### Directions for this task
Reproduce the material exactly, omitting nothing.

### Source material
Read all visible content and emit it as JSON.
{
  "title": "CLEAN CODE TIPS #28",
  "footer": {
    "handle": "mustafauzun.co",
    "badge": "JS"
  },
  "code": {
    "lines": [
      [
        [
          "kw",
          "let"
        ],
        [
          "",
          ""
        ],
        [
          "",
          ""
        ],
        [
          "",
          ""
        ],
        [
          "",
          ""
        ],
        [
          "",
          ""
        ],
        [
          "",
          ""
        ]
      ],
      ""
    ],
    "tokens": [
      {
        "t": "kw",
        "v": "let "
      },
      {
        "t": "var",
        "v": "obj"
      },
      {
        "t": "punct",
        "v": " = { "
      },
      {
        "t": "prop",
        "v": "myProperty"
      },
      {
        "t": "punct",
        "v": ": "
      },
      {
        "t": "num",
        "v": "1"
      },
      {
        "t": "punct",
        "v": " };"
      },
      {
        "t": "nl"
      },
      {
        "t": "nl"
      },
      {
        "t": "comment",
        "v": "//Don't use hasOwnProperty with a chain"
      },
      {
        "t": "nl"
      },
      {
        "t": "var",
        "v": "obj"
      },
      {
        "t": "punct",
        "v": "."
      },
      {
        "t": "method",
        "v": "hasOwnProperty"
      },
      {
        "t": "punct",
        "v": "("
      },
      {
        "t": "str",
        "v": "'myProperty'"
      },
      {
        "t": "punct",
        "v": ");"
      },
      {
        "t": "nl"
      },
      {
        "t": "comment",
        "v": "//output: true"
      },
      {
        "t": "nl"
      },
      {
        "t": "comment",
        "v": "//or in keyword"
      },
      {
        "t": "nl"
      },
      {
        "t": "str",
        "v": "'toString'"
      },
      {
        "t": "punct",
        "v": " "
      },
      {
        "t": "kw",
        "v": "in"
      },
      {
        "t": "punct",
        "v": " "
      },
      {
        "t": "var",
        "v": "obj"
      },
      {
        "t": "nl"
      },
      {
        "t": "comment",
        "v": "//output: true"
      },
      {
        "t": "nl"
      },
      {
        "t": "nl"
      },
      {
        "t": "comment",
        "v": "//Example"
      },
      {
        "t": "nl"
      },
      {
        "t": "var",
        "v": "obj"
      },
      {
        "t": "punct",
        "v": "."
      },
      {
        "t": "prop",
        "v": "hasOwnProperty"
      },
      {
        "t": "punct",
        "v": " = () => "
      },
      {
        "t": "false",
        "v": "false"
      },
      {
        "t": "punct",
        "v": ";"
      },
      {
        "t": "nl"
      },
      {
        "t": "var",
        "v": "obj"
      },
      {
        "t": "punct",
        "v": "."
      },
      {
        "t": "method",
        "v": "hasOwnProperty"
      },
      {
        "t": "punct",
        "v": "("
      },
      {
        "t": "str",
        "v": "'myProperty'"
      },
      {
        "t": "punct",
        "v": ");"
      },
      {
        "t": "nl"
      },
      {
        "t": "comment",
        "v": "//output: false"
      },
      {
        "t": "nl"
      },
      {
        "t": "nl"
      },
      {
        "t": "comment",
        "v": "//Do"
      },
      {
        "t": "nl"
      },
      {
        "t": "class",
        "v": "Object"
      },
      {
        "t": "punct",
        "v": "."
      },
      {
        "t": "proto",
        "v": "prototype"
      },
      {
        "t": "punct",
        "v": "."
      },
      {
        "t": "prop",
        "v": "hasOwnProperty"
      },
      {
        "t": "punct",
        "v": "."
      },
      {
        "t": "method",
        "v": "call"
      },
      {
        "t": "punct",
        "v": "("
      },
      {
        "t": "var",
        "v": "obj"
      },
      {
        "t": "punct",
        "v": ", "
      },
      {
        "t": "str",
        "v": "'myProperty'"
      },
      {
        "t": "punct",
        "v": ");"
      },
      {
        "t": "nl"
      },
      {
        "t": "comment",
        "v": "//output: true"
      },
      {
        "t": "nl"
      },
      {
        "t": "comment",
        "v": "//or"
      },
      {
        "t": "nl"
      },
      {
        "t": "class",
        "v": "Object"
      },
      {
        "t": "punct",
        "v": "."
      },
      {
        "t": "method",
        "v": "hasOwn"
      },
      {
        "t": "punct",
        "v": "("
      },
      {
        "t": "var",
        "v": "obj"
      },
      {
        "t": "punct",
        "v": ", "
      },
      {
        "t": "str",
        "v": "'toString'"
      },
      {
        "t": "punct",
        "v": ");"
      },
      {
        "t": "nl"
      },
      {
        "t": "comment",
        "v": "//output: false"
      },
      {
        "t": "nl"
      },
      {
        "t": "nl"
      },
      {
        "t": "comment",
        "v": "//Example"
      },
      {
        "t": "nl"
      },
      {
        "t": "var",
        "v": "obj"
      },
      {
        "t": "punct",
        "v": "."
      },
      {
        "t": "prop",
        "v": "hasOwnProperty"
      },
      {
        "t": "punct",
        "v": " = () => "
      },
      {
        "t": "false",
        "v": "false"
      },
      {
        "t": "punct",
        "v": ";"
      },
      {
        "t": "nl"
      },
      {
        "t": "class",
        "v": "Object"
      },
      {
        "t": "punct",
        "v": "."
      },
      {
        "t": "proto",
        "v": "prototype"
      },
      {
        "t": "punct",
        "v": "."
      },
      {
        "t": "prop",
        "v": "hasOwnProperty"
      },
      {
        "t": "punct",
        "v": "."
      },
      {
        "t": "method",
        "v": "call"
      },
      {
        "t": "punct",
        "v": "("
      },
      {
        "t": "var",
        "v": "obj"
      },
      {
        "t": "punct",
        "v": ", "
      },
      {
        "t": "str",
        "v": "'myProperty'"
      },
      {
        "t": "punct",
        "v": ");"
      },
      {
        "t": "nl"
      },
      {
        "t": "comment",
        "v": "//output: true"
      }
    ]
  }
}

### Correct answer
Read all visible content and emit it as JSON.
{
  "title": "CLEAN CODE TIPS #28",
  "footer": {
    "handle": "mustafauzun.co",
    "badge": "JS"
  },
  "code": {
    "lines": [
      [
        [
          "kw",
          "let"
        ],
        [
          "",
          ""
        ],
        [
          "",
          ""
        ],
        [
          "",
          ""
        ],
        [
          "",
          ""
        ],
        [
          "",
          ""
        ],
        [
          "",
          ""
        ]
      ],
      ""
    ],
    "tokens": [
      {
        "t": "kw",
        "v": "let "
      },
      {
        "t": "var",
        "v": "obj"
      },
      {
        "t": "punct",
        "v": " = { "
      },
      {
        "t": "prop",
        "v": "myProperty"
      },
      {
        "t": "punct",
        "v": ": "
      },
      {
        "t": "num",
        "v": "1"
      },
      {
        "t": "punct",
        "v": " };"
      },
      {
        "t": "nl"
      },
      {
        "t": "nl"
      },
      {
        "t": "comment",
        "v": "//Don't use hasOwnProperty with a chain"
      },
      {
        "t": "nl"
      },
      {
        "t": "var",
        "v": "obj"
      },
      {
        "t": "punct",
        "v": "."
      },
      {
        "t": "method",
        "v": "hasOwnProperty"
      },
      {
        "t": "punct",
        "v": "("
      },
      {
        "t": "str",
        "v": "'myProperty'"
      },
      {
        "t": "punct",
        "v": ");"
      },
      {
        "t": "nl"
      },
      {
        "t": "comment",
        "v": "//output: true"
      },
      {
        "t": "nl"
      },
      {
        "t": "comment",
        "v": "//or in keyword"
      },
      {
        "t": "nl"
      },
      {
        "t": "str",
        "v": "'toString'"
      },
      {
        "t": "punct",
        "v": " "
      },
      {
        "t": "kw",
        "v": "in"
      },
      {
        "t": "punct",
        "v": " "
      },
      {
        "t": "var",
        "v": "obj"
      },
      {
        "t": "nl"
      },
      {
        "t": "comment",
        "v": "//output: true"
      },
      {
        "t": "nl"
      },
      {
        "t": "nl"
      },
      {
        "t": "comment",
        "v": "//Example"
      },
      {
        "t": "nl"
      },
      {
        "t": "var",
        "v": "obj"
      },
      {
        "t": "punct",
        "v": "."
      },
      {
        "t": "prop",
        "v": "hasOwnProperty"
      },
      {
        "t": "punct",
        "v": " = () => "
      },
      {
        "t": "false",
        "v": "false"
      },
      {
        "t": "punct",
        "v": ";"
      },
      {
        "t": "nl"
      },
      {
        "t": "var",
        "v": "obj"
      },
      {
        "t": "punct",
        "v": "."
      },
      {
        "t": "method",
        "v": "hasOwnProperty"
      },
      {
        "t": "punct",
        "v": "("
      },
      {
        "t": "str",
        "v": "'myProperty'"
      },
      {
        "t": "punct",
        "v": ");"
      },
      {
        "t": "nl"
      },
      {
        "t": "comment",
        "v": "//output: false"
      },
      {
        "t": "nl"
      },
      {
        "t": "nl"
      },
      {
        "t": "comment",
        "v": "//Do"
      },
      {
        "t": "nl"
      },
      {
        "t": "class",
        "v": "Object"
      },
      {
        "t": "punct",
        "v": "."
      },
      {
        "t": "proto",
        "v": "prototype"
      },
      {
        "t": "punct",
        "v": "."
      },
      {
        "t": "prop",
        "v": "hasOwnProperty"
      },
      {
        "t": "punct",
        "v": "."
      },
      {
        "t": "method",
        "v": "call"
      },
      {
        "t": "punct",
        "v": "("
      },
      {
        "t": "var",
        "v": "obj"
      },
      {
        "t": "punct",
        "v": ", "
      },
      {
        "t": "str",
        "v": "'myProperty'"
      },
      {
        "t": "punct",
        "v": ");"
      },
      {
        "t": "nl"
      },
      {
        "t": "comment",
        "v": "//output: true"
      },
      {
        "t": "nl"
      },
      {
        "t": "comment",
        "v": "//or"
      },
      {
        "t": "nl"
      },
      {
        "t": "class",
        "v": "Object"
      },
      {
        "t": "punct",
        "v": "."
      },
      {
        "t": "method",
        "v": "hasOwn"
      },
      {
        "t": "punct",
        "v": "("
      },
      {
        "t": "var",
        "v": "obj"
      },
      {
        "t": "punct",
        "v": ", "
      },
      {
        "t": "str",
        "v": "'toString'"
      },
      {
        "t": "punct",
        "v": ");"
      },
      {
        "t": "nl"
      },
      {
        "t": "comment",
        "v": "//output: false"
      },
      {
        "t": "nl"
      },
      {
        "t": "nl"
      },
      {
        "t": "comment",
        "v": "//Example"
      },
      {
        "t": "nl"
      },
      {
        "t": "var",
        "v": "obj"
      },
      {
        "t": "punct",
        "v": "."
      },
      {
        "t": "prop",
        "v": "hasOwnProperty"
      },
      {
        "t": "punct",
        "v": " = () => "
      },
      {
        "t": "false",
        "v": "false"
      },
      {
        "t": "punct",
        "v": ";"
      },
      {
        "t": "nl"
      },
      {
        "t": "class",
        "v": "Object"
      },
      {
        "t": "punct",
        "v": "."
      },
      {
        "t": "proto",
        "v": "prototype"
      },
      {
        "t": "punct",
        "v": "."
      },
      {
        "t": "prop",
        "v": "hasOwnProperty"
      },
      {
        "t": "punct",
        "v": "."
      },
      {
        "t": "method",
        "v": "call"
      },
      {
        "t": "punct",
        "v": "("
      },
      {
        "t": "var",
        "v": "obj"
      },
      {
        "t": "punct",
        "v": ", "
      },
      {
        "t": "str",
        "v": "'myProperty'"
      },
      {
        "t": "punct",
        "v": ");"
      },
      {
        "t": "nl"
      },
      {
        "t": "comment",
        "v": "//output: true"
      }
    ]
  }
}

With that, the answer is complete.